[BEGIN The data]
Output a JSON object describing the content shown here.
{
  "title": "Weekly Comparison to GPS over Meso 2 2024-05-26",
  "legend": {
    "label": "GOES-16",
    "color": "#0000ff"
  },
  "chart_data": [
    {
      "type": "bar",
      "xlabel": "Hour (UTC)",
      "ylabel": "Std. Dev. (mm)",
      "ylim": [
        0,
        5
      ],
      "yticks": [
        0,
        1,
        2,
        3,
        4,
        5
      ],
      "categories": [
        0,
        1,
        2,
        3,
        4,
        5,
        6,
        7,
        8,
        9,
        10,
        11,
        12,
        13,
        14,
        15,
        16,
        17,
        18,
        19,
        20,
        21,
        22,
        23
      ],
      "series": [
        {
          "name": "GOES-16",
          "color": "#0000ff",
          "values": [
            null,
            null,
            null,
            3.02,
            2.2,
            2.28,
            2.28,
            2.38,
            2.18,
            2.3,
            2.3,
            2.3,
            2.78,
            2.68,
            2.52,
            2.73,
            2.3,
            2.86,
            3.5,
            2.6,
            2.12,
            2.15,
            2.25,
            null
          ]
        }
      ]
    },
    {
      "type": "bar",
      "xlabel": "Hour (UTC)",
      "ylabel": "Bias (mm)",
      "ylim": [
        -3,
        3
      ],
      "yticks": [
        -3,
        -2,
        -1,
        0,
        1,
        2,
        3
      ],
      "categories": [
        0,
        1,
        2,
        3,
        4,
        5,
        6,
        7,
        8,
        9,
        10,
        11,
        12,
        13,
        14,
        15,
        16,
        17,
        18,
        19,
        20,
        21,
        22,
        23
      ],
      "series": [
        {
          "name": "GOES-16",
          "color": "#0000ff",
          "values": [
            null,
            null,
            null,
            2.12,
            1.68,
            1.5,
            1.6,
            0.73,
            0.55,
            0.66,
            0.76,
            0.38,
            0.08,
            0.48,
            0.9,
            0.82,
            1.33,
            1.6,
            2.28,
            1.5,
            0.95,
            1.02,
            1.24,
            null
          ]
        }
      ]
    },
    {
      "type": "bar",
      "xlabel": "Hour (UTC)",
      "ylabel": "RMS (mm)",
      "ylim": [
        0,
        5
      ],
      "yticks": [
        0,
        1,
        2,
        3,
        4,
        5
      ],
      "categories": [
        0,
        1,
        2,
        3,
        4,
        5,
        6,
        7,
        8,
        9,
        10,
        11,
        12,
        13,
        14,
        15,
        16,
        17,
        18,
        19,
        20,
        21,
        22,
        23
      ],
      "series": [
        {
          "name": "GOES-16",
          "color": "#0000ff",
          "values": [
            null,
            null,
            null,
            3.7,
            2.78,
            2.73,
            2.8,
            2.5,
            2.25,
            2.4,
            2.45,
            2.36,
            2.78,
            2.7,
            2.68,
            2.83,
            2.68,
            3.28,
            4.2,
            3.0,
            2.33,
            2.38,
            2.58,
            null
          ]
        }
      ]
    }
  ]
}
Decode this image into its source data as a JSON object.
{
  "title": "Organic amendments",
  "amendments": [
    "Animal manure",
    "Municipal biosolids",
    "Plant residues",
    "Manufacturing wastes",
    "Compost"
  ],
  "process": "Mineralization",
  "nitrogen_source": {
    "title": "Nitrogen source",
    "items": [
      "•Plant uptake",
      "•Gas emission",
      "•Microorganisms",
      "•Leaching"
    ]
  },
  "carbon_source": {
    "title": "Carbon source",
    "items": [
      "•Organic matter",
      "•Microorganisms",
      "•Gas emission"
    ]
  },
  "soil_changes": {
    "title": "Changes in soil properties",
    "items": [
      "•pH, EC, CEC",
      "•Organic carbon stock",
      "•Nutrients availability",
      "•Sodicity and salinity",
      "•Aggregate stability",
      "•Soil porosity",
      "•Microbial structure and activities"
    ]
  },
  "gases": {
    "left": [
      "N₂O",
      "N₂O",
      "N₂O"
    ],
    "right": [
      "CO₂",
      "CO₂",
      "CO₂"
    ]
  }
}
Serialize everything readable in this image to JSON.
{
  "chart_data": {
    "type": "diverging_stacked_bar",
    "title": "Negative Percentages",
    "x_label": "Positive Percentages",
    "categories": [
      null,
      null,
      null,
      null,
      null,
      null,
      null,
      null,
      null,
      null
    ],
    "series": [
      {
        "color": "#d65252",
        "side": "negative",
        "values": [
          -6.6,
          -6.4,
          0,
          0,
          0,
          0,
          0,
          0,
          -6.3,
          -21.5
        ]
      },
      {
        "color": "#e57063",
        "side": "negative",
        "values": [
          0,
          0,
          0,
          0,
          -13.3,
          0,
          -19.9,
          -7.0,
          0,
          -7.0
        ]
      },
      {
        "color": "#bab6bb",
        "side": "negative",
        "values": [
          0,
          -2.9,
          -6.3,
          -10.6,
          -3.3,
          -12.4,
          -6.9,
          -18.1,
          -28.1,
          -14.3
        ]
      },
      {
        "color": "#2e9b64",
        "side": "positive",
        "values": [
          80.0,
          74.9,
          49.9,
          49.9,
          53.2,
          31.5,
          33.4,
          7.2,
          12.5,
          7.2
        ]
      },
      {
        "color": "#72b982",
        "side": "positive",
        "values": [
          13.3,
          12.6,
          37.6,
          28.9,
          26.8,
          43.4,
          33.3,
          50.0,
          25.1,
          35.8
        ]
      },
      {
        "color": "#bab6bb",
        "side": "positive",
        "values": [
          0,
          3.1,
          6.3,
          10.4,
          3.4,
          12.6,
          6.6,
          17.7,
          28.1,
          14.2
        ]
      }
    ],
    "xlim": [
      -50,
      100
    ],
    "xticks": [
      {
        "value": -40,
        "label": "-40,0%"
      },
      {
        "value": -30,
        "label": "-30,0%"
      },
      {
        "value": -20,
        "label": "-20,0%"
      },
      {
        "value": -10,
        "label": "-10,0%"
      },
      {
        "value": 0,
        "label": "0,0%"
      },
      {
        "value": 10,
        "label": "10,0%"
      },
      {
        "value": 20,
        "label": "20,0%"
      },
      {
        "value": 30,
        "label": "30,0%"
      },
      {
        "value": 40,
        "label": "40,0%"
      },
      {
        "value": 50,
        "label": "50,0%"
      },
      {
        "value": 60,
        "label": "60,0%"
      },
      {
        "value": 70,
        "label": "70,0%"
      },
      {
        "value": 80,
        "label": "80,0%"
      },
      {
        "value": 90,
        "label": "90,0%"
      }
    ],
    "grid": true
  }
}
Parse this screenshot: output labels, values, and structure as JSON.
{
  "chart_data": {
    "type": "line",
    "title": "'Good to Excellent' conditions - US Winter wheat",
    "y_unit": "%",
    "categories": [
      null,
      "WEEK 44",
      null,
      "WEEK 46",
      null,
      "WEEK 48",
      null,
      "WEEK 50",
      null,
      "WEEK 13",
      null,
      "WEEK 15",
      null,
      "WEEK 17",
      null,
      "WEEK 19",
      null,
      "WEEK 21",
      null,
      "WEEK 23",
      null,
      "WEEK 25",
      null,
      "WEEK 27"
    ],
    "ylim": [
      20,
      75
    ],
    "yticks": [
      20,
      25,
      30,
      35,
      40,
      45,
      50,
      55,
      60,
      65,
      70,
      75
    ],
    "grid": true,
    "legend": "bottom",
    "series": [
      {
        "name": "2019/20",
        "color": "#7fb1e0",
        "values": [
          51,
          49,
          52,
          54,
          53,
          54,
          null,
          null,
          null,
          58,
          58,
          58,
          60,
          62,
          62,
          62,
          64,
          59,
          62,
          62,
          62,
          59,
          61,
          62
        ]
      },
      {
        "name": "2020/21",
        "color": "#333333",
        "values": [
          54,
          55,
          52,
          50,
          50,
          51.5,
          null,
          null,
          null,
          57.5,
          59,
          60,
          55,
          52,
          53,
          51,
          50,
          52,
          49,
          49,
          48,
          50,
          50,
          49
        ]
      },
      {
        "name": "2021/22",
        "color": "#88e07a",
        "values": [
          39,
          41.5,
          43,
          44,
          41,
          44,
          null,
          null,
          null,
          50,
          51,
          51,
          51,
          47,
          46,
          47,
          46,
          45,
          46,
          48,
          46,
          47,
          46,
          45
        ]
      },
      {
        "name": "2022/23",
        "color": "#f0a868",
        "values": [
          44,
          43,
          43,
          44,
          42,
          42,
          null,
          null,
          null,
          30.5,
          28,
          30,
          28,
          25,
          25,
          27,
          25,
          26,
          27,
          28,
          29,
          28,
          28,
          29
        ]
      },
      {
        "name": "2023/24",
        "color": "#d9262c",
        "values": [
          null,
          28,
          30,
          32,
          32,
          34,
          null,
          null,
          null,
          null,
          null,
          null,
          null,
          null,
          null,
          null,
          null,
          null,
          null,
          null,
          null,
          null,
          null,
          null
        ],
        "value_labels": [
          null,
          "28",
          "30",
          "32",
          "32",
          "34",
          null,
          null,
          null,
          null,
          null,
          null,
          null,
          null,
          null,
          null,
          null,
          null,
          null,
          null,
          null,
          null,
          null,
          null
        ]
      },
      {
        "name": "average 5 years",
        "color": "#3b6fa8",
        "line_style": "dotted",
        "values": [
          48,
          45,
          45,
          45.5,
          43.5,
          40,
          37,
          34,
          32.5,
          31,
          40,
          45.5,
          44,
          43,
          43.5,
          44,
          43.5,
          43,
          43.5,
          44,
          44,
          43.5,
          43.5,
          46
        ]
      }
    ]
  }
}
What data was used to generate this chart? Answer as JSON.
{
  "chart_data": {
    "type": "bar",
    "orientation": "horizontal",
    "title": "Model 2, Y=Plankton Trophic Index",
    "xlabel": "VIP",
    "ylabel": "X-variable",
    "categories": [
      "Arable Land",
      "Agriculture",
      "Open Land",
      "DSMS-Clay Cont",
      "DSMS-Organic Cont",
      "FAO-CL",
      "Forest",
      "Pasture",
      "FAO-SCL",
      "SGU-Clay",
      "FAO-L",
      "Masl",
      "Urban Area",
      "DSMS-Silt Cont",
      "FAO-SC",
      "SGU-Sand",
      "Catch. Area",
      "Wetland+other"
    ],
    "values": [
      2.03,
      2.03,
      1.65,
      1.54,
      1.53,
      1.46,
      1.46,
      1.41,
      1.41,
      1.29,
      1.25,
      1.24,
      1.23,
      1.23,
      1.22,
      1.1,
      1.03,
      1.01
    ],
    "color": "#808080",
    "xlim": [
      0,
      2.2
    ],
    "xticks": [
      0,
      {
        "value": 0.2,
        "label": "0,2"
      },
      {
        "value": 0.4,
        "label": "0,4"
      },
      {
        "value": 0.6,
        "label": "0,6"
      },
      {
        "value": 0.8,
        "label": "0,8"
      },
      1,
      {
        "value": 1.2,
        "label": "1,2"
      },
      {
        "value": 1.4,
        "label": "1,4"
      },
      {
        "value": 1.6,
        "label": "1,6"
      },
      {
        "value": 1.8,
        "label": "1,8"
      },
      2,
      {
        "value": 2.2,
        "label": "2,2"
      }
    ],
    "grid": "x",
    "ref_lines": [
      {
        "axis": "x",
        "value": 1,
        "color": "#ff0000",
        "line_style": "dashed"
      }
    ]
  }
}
[END The data]
To be done. Repeat exactly the lines from the one containing "What data was" through the last line of the records above, both included, and nothing else.

Finished exercise.
What data was used to generate this chart? Answer as JSON.
{
  "chart_data": {
    "type": "bar",
    "orientation": "horizontal",
    "title": "Model 2, Y=Plankton Trophic Index",
    "xlabel": "VIP",
    "ylabel": "X-variable",
    "categories": [
      "Arable Land",
      "Agriculture",
      "Open Land",
      "DSMS-Clay Cont",
      "DSMS-Organic Cont",
      "FAO-CL",
      "Forest",
      "Pasture",
      "FAO-SCL",
      "SGU-Clay",
      "FAO-L",
      "Masl",
      "Urban Area",
      "DSMS-Silt Cont",
      "FAO-SC",
      "SGU-Sand",
      "Catch. Area",
      "Wetland+other"
    ],
    "values": [
      2.03,
      2.03,
      1.65,
      1.54,
      1.53,
      1.46,
      1.46,
      1.41,
      1.41,
      1.29,
      1.25,
      1.24,
      1.23,
      1.23,
      1.22,
      1.1,
      1.03,
      1.01
    ],
    "color": "#808080",
    "xlim": [
      0,
      2.2
    ],
    "xticks": [
      0,
      {
        "value": 0.2,
        "label": "0,2"
      },
      {
        "value": 0.4,
        "label": "0,4"
      },
      {
        "value": 0.6,
        "label": "0,6"
      },
      {
        "value": 0.8,
        "label": "0,8"
      },
      1,
      {
        "value": 1.2,
        "label": "1,2"
      },
      {
        "value": 1.4,
        "label": "1,4"
      },
      {
        "value": 1.6,
        "label": "1,6"
      },
      {
        "value": 1.8,
        "label": "1,8"
      },
      2,
      {
        "value": 2.2,
        "label": "2,2"
      }
    ],
    "grid": "x",
    "ref_lines": [
      {
        "axis": "x",
        "value": 1,
        "color": "#ff0000",
        "line_style": "dashed"
      }
    ]
  }
}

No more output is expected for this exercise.